* START Data in this exercise *

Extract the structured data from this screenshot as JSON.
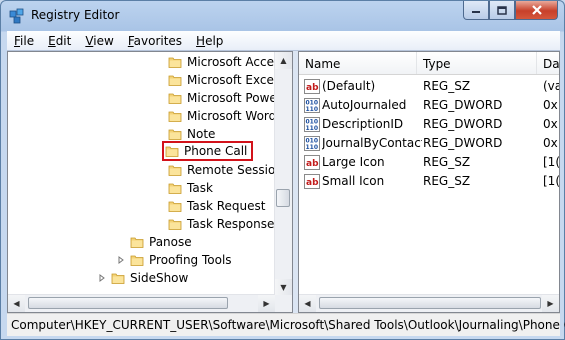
{
  "window": {
    "title": "Registry Editor",
    "close_label": "x"
  },
  "menu": [
    "File",
    "Edit",
    "View",
    "Favorites",
    "Help"
  ],
  "tree": {
    "items": [
      {
        "label": "Microsoft Access"
      },
      {
        "label": "Microsoft Excel"
      },
      {
        "label": "Microsoft Power"
      },
      {
        "label": "Microsoft Word"
      },
      {
        "label": "Note"
      },
      {
        "label": "Phone Call",
        "selected": true
      },
      {
        "label": "Remote Session"
      },
      {
        "label": "Task"
      },
      {
        "label": "Task Request"
      },
      {
        "label": "Task Response"
      },
      {
        "label": "Panose"
      },
      {
        "label": "Proofing Tools"
      },
      {
        "label": "SideShow"
      }
    ]
  },
  "list": {
    "columns": [
      "Name",
      "Type",
      "Da"
    ],
    "rows": [
      {
        "name": "(Default)",
        "type": "REG_SZ",
        "data": "(va",
        "icon": "string-value-icon"
      },
      {
        "name": "AutoJournaled",
        "type": "REG_DWORD",
        "data": "0x",
        "icon": "binary-value-icon"
      },
      {
        "name": "DescriptionID",
        "type": "REG_DWORD",
        "data": "0x",
        "icon": "binary-value-icon"
      },
      {
        "name": "JournalByContact",
        "type": "REG_DWORD",
        "data": "0x",
        "icon": "binary-value-icon"
      },
      {
        "name": "Large Icon",
        "type": "REG_SZ",
        "data": "[1(",
        "icon": "string-value-icon"
      },
      {
        "name": "Small Icon",
        "type": "REG_SZ",
        "data": "[1(",
        "icon": "string-value-icon"
      }
    ]
  },
  "status": {
    "path": "Computer\\HKEY_CURRENT_USER\\Software\\Microsoft\\Shared Tools\\Outlook\\Journaling\\Phone Call"
  }
}
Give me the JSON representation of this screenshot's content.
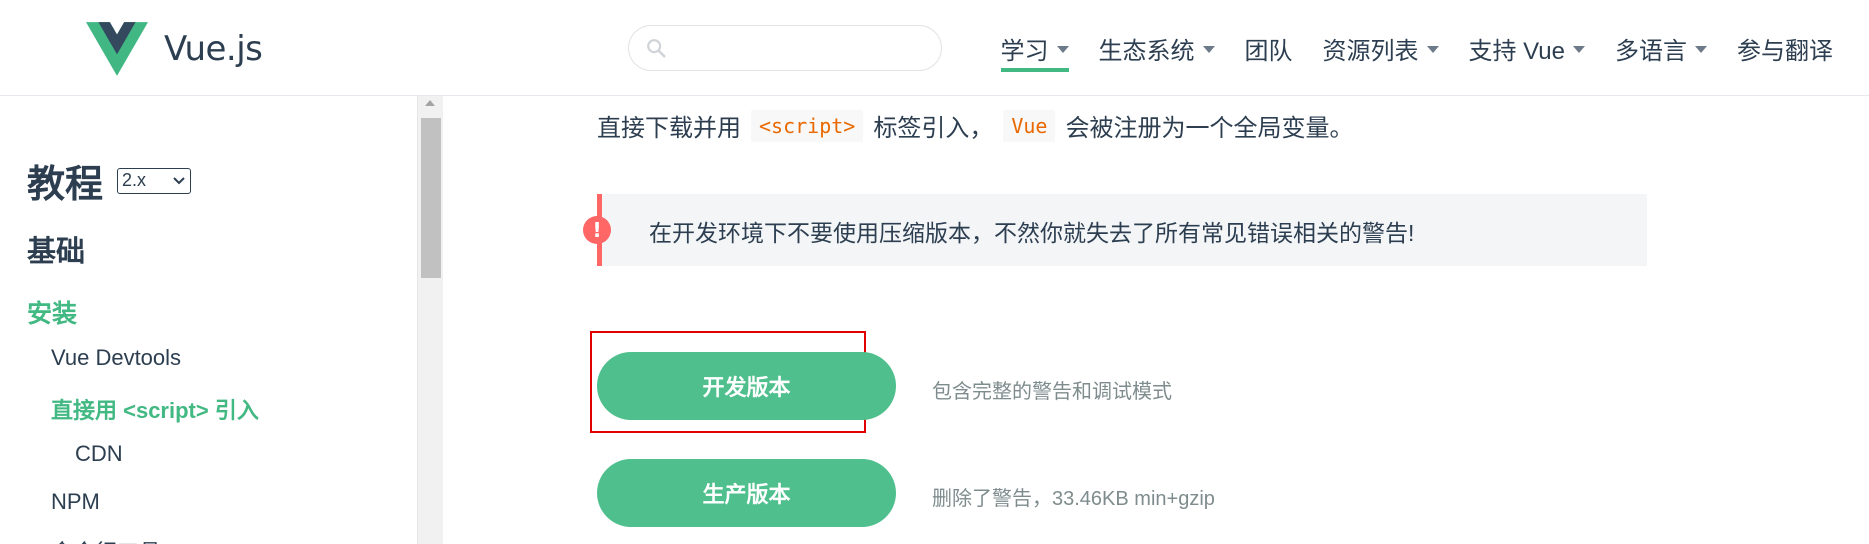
{
  "header": {
    "logo_text": "Vue.js",
    "search_placeholder": "",
    "nav": [
      {
        "label": "学习",
        "dropdown": true,
        "active": true
      },
      {
        "label": "生态系统",
        "dropdown": true
      },
      {
        "label": "团队",
        "dropdown": false
      },
      {
        "label": "资源列表",
        "dropdown": true
      },
      {
        "label": "支持 Vue",
        "dropdown": true
      },
      {
        "label": "多语言",
        "dropdown": true
      },
      {
        "label": "参与翻译",
        "dropdown": false
      }
    ]
  },
  "sidebar": {
    "title": "教程",
    "version": "2.x",
    "section": "基础",
    "items": [
      {
        "label": "安装"
      },
      {
        "label": "Vue Devtools"
      },
      {
        "label": "直接用 <script> 引入"
      },
      {
        "label": "CDN"
      },
      {
        "label": "NPM"
      },
      {
        "label": "命令行工具"
      }
    ]
  },
  "main": {
    "intro_prefix": "直接下载并用",
    "intro_code1": "<script>",
    "intro_mid": "标签引入，",
    "intro_code2": "Vue",
    "intro_suffix": "会被注册为一个全局变量。",
    "warning": "在开发环境下不要使用压缩版本，不然你就失去了所有常见错误相关的警告!",
    "warning_icon": "!",
    "downloads": [
      {
        "label": "开发版本",
        "desc": "包含完整的警告和调试模式"
      },
      {
        "label": "生产版本",
        "desc": "删除了警告，33.46KB min+gzip"
      }
    ]
  },
  "colors": {
    "accent": "#42b983",
    "button": "#4fc08d",
    "text": "#2c3e50",
    "warning": "#ff6666",
    "highlight_frame": "#e00000"
  }
}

* END Data in this exercise *

* [What the task requires]:
Please set down each line of the data above exactly as written, without the pictures.

* [Solved exercise]:
Extract the structured data from this screenshot as JSON.
{
  "window": {
    "title": "Registry Editor",
    "close_label": "x"
  },
  "menu": [
    "File",
    "Edit",
    "View",
    "Favorites",
    "Help"
  ],
  "tree": {
    "items": [
      {
        "label": "Microsoft Access"
      },
      {
        "label": "Microsoft Excel"
      },
      {
        "label": "Microsoft Power"
      },
      {
        "label": "Microsoft Word"
      },
      {
        "label": "Note"
      },
      {
        "label": "Phone Call",
        "selected": true
      },
      {
        "label": "Remote Session"
      },
      {
        "label": "Task"
      },
      {
        "label": "Task Request"
      },
      {
        "label": "Task Response"
      },
      {
        "label": "Panose"
      },
      {
        "label": "Proofing Tools"
      },
      {
        "label": "SideShow"
      }
    ]
  },
  "list": {
    "columns": [
      "Name",
      "Type",
      "Da"
    ],
    "rows": [
      {
        "name": "(Default)",
        "type": "REG_SZ",
        "data": "(va",
        "icon": "string-value-icon"
      },
      {
        "name": "AutoJournaled",
        "type": "REG_DWORD",
        "data": "0x",
        "icon": "binary-value-icon"
      },
      {
        "name": "DescriptionID",
        "type": "REG_DWORD",
        "data": "0x",
        "icon": "binary-value-icon"
      },
      {
        "name": "JournalByContact",
        "type": "REG_DWORD",
        "data": "0x",
        "icon": "binary-value-icon"
      },
      {
        "name": "Large Icon",
        "type": "REG_SZ",
        "data": "[1(",
        "icon": "string-value-icon"
      },
      {
        "name": "Small Icon",
        "type": "REG_SZ",
        "data": "[1(",
        "icon": "string-value-icon"
      }
    ]
  },
  "status": {
    "path": "Computer\\HKEY_CURRENT_USER\\Software\\Microsoft\\Shared Tools\\Outlook\\Journaling\\Phone Call"
  }
}
Give me the JSON representation of this screenshot's content.
{
  "header": {
    "logo_text": "Vue.js",
    "search_placeholder": "",
    "nav": [
      {
        "label": "学习",
        "dropdown": true,
        "active": true
      },
      {
        "label": "生态系统",
        "dropdown": true
      },
      {
        "label": "团队",
        "dropdown": false
      },
      {
        "label": "资源列表",
        "dropdown": true
      },
      {
        "label": "支持 Vue",
        "dropdown": true
      },
      {
        "label": "多语言",
        "dropdown": true
      },
      {
        "label": "参与翻译",
        "dropdown": false
      }
    ]
  },
  "sidebar": {
    "title": "教程",
    "version": "2.x",
    "section": "基础",
    "items": [
      {
        "label": "安装"
      },
      {
        "label": "Vue Devtools"
      },
      {
        "label": "直接用 <script> 引入"
      },
      {
        "label": "CDN"
      },
      {
        "label": "NPM"
      },
      {
        "label": "命令行工具"
      }
    ]
  },
  "main": {
    "intro_prefix": "直接下载并用",
    "intro_code1": "<script>",
    "intro_mid": "标签引入，",
    "intro_code2": "Vue",
    "intro_suffix": "会被注册为一个全局变量。",
    "warning": "在开发环境下不要使用压缩版本，不然你就失去了所有常见错误相关的警告!",
    "warning_icon": "!",
    "downloads": [
      {
        "label": "开发版本",
        "desc": "包含完整的警告和调试模式"
      },
      {
        "label": "生产版本",
        "desc": "删除了警告，33.46KB min+gzip"
      }
    ]
  },
  "colors": {
    "accent": "#42b983",
    "button": "#4fc08d",
    "text": "#2c3e50",
    "warning": "#ff6666",
    "highlight_frame": "#e00000"
  }
}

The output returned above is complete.